— START OF Listing —

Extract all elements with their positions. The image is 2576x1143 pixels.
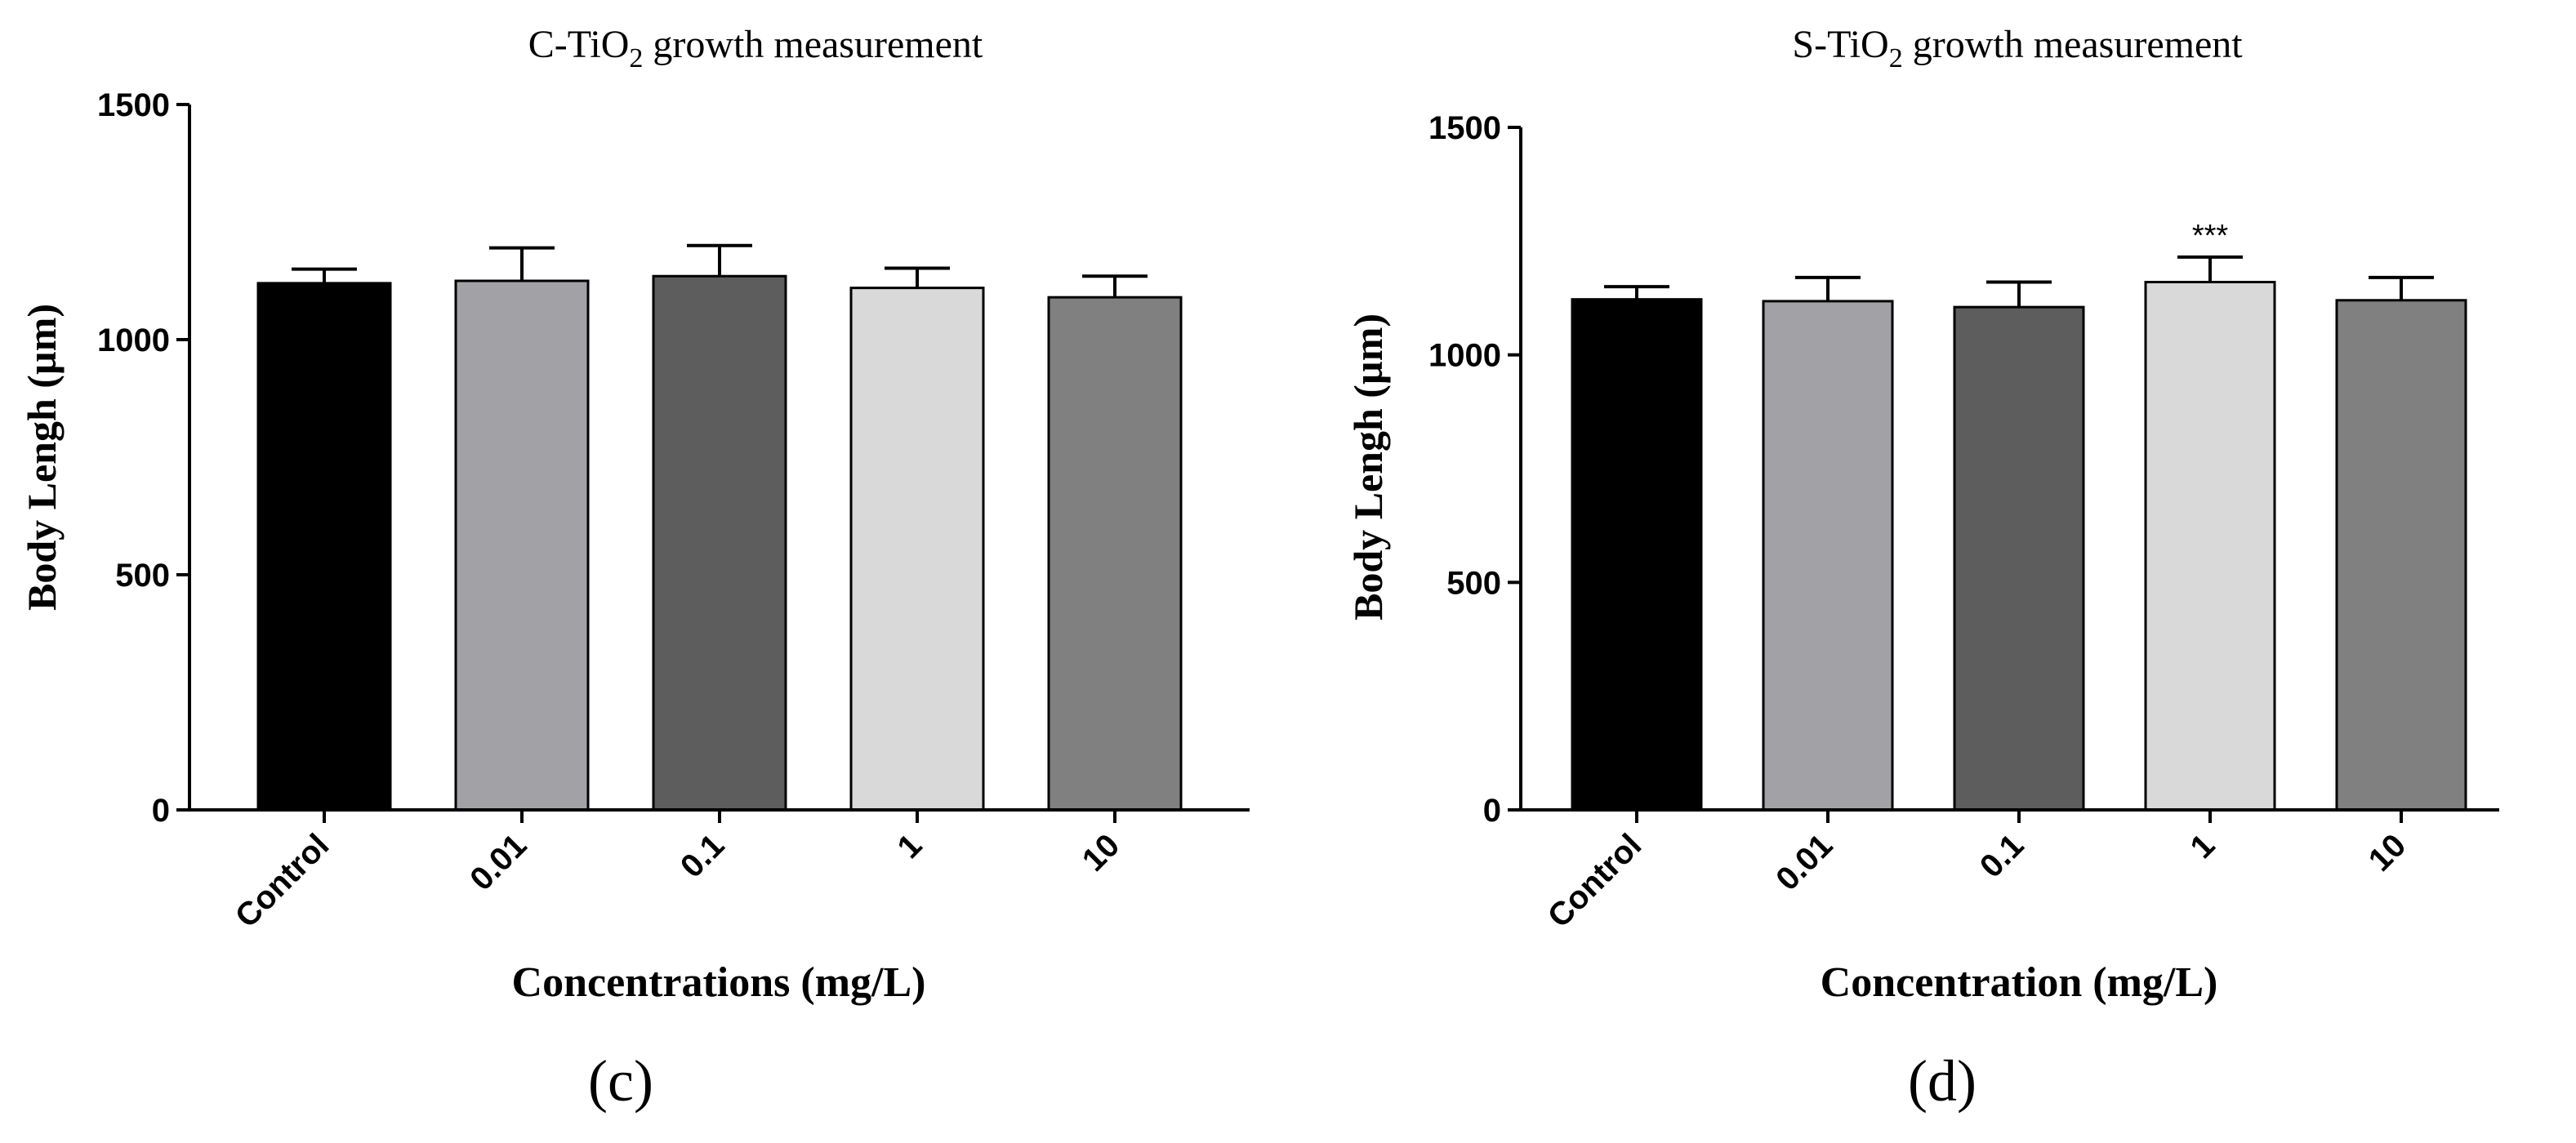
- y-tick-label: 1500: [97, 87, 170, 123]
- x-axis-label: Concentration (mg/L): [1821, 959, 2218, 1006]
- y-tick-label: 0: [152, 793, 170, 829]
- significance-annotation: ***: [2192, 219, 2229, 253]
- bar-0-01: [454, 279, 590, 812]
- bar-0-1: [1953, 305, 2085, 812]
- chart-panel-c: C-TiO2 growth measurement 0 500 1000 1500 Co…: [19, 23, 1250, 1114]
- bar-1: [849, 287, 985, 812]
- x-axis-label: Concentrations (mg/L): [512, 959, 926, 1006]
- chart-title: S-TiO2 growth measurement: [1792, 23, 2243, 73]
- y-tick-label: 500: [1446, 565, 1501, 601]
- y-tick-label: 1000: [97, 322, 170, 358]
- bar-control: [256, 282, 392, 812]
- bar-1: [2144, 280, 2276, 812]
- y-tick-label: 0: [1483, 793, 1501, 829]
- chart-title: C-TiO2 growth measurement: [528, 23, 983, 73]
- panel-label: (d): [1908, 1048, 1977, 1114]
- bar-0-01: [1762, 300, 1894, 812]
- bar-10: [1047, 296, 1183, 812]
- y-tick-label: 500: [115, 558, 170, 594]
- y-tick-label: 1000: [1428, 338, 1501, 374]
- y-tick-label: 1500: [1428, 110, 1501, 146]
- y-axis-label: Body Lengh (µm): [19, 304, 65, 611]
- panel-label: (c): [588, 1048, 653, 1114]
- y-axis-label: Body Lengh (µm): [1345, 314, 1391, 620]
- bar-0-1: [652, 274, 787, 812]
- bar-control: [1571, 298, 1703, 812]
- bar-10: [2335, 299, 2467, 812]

— END OF Listing —

Aim:
Arrange the data above as a numbered list, starting at the line that contains "- y-tick-label: 1500: [97, 87, 170, 123]" and stopping after the line that contains "- bar-1: [849, 287, 985, 812]", with any blank lines left out.

Correct output:
1. - y-tick-label: 1500: [97, 87, 170, 123]
2. - x-axis-label: Concentration (mg/L): [1821, 959, 2218, 1006]
3. - y-tick-label: 0: [152, 793, 170, 829]
4. - significance-annotation: ***: [2192, 219, 2229, 253]
5. - bar-0-01: [454, 279, 590, 812]
6. - bar-0-1: [1953, 305, 2085, 812]
7. - chart-panel-c: C-TiO2 growth measurement 0 500 1000 1500 Co…: [19, 23, 1250, 1114]
8. - bar-1: [849, 287, 985, 812]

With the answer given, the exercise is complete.